• **REQUIRED WORK**
Recast the lines of the listing as a JSON list of strings, one string per line and with blank lines omitted, beginning with the line that contains "contour-label: 564 (554, 311, 578, 328)" and continuing through the line that contains "panel-3-label: Fj. 12", both included.

• **Region boundary data**
········

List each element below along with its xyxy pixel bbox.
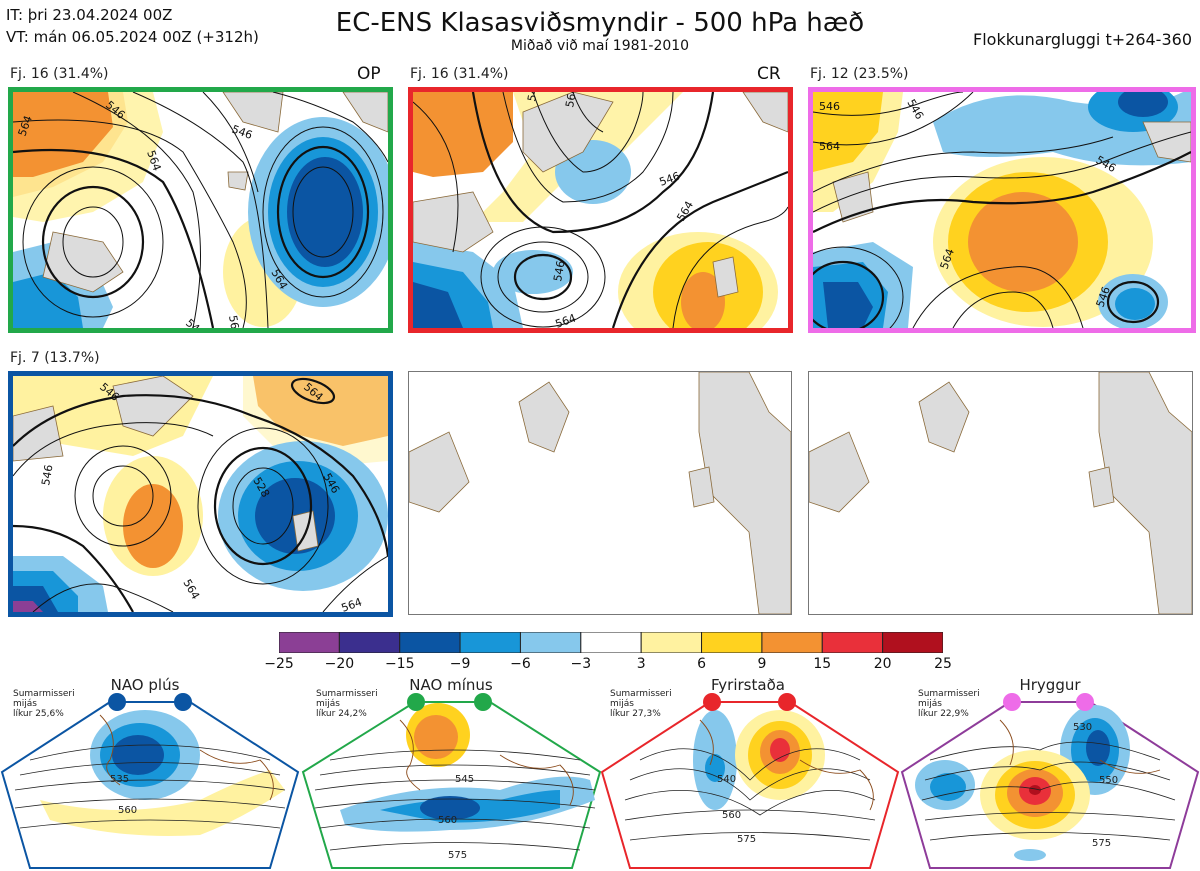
contour-label: 564 (554, 311, 578, 328)
regime-title-blocking: Fyrirstaða (711, 676, 785, 694)
regime-stats-nao-minus: Sumarmisseri mijás líkur 24,2% (316, 689, 378, 719)
regime-title-nao-plus: NAO plús (110, 676, 180, 694)
regime-marker (778, 693, 796, 711)
colorbar-tick-label: 20 (873, 656, 892, 672)
colorbar-swatch (278, 631, 340, 654)
land (809, 372, 1192, 614)
colorbar-tick-label: −6 (510, 656, 531, 672)
land (413, 92, 788, 298)
colorbar-swatch (761, 631, 823, 654)
contour-label: 546 (183, 316, 207, 328)
contours (13, 92, 388, 328)
contours (413, 92, 788, 328)
initial-time: IT: þri 23.04.2024 00Z (6, 6, 173, 24)
contour-label: 564 (180, 577, 202, 602)
panel-3-label: Fj. 12 (23.5%) (810, 66, 909, 82)
contour-label: 546 (39, 464, 55, 487)
regime-map-nao-minus: 545 560 575 (301, 701, 602, 869)
panel-1-label: Fj. 16 (31.4%) (10, 66, 109, 82)
regime-map-blocking: 540 560 575 (600, 701, 900, 869)
page-subtitle: Miðað við maí 1981-2010 (510, 38, 690, 54)
empty-map-5 (408, 371, 792, 615)
contour-label: 545 (455, 774, 474, 785)
colorbar-swatch (459, 631, 521, 654)
header-run-info: IT: þri 23.04.2024 00Z VT: mán 06.05.202… (6, 4, 259, 48)
colorbar-swatch (338, 631, 401, 654)
regime-map-ridge: 530 550 575 (900, 701, 1200, 869)
contour-label: 530 (1073, 722, 1092, 733)
colorbar-tick-label: 25 (934, 656, 952, 672)
contour-label: 560 (438, 815, 457, 826)
regime-marker (108, 693, 126, 711)
panel-4-label: Fj. 7 (13.7%) (10, 350, 100, 366)
colorbar (278, 631, 944, 657)
regime-title-nao-minus: NAO mínus (409, 676, 493, 694)
regime-stats-ridge: Sumarmisseri mijás líkur 22,9% (918, 689, 980, 719)
contour-label: 540 (717, 774, 736, 785)
contour-label: 564 (819, 140, 840, 153)
regime-maps: 535 560 545 560 575 (0, 693, 1200, 869)
regime-marker (174, 693, 192, 711)
colorbar-tick-label: 3 (636, 656, 646, 672)
panel-2-tag: CR (757, 64, 781, 84)
regime-title-ridge: Hryggur (1019, 676, 1081, 694)
contour-label: 560 (118, 805, 137, 816)
contour-label: 546 (819, 100, 840, 113)
contour-label: 564 (674, 199, 696, 224)
colorbar-tick-label: −15 (384, 656, 415, 672)
contour-label: 550 (1099, 775, 1118, 786)
contour-label: 575 (1092, 838, 1111, 849)
contour-label: 546 (230, 123, 254, 142)
colorbar-swatch (701, 631, 763, 654)
cluster-map-3: 546 546 564 546 564 546 (808, 87, 1196, 333)
colorbar-tick-label: −3 (570, 656, 592, 672)
colorbar-tick-label: 6 (697, 656, 706, 672)
colorbar-swatch (882, 631, 944, 654)
contour-label: 546 (658, 169, 682, 188)
contour-label: 564 (226, 314, 242, 328)
land (409, 372, 791, 614)
panel-2-label: Fj. 16 (31.4%) (410, 66, 509, 82)
empty-map-6 (808, 371, 1193, 615)
regime-marker (474, 693, 492, 711)
contour-label: 546 (525, 92, 541, 103)
contours (13, 377, 388, 612)
colorbar-tick-label: −20 (324, 656, 355, 672)
regime-marker (1076, 693, 1094, 711)
contour-label: 575 (448, 850, 467, 861)
cluster-map-1: 564 546 564 546 564 546 564 (8, 87, 393, 333)
colorbar-swatch (821, 631, 884, 654)
contour-label: 546 (904, 97, 926, 122)
classification-window: Flokkunargluggi t+264-360 (973, 30, 1192, 49)
contour-label: 535 (110, 774, 129, 785)
regime-stats-nao-plus: Sumarmisseri mijás líkur 25,6% (13, 689, 75, 719)
regime-map-nao-plus: 535 560 (0, 701, 300, 869)
colorbar-swatch (580, 631, 642, 654)
regime-marker (407, 693, 425, 711)
contour-label: 575 (737, 834, 756, 845)
contours (813, 92, 1191, 328)
page-title: EC-ENS Klasasviðsmyndir - 500 hPa hæð (335, 8, 865, 38)
colorbar-swatch (519, 631, 582, 654)
regime-stats-blocking: Sumarmisseri mijás líkur 27,3% (610, 689, 672, 719)
colorbar-swatch (640, 631, 703, 654)
contour-label: 546 (551, 260, 567, 283)
cluster-map-4: 546 564 546 528 546 564 564 (8, 371, 393, 617)
valid-time: VT: mán 06.05.2024 00Z (+312h) (6, 28, 259, 46)
contour-label: 564 (340, 595, 364, 612)
contour-label: 564 (563, 92, 579, 109)
panel-1-tag: OP (357, 64, 381, 84)
regime-marker (703, 693, 721, 711)
colorbar-tick-label: −25 (264, 656, 294, 672)
regime-marker (1003, 693, 1021, 711)
colorbar-swatches (278, 631, 944, 654)
colorbar-tick-label: 15 (813, 656, 832, 672)
colorbar-swatch (399, 631, 461, 654)
cluster-map-2: 546 564 546 546 564 564 (408, 87, 793, 333)
contour-label: 560 (722, 810, 741, 821)
anomaly-fill (813, 92, 1191, 328)
colorbar-tick-label: 9 (757, 656, 767, 672)
colorbar-tick-label: −9 (449, 656, 471, 672)
land (832, 121, 1191, 223)
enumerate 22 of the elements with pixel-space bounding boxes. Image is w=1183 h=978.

········

• **SOLUTION FOR THIS TASK**
[
  "contour-label: 564 (554, 311, 578, 328)",
  "regime-title-blocking: Fyrirstaða (711, 676, 785, 694)",
  "regime-stats-nao-minus: Sumarmisseri mijás líkur 24,2% (316, 689, 378, 719)",
  "regime-title-nao-plus: NAO plús (110, 676, 180, 694)",
  "regime-marker (778, 693, 796, 711)",
  "colorbar-tick-label: 20 (873, 656, 892, 672)",
  "colorbar-swatch (278, 631, 340, 654)",
  "land (809, 372, 1192, 614)",
  "colorbar-tick-label: −6 (510, 656, 531, 672)",
  "land (413, 92, 788, 298)",
  "colorbar-swatch (761, 631, 823, 654)",
  "contour-label: 546 (183, 316, 207, 328)",
  "contours (13, 92, 388, 328)",
  "contours (413, 92, 788, 328)",
  "initial-time: IT: þri 23.04.2024 00Z (6, 6, 173, 24)",
  "contour-label: 564 (180, 577, 202, 602)",
  "panel-3-label: Fj. 12 (23.5%) (810, 66, 909, 82)"
]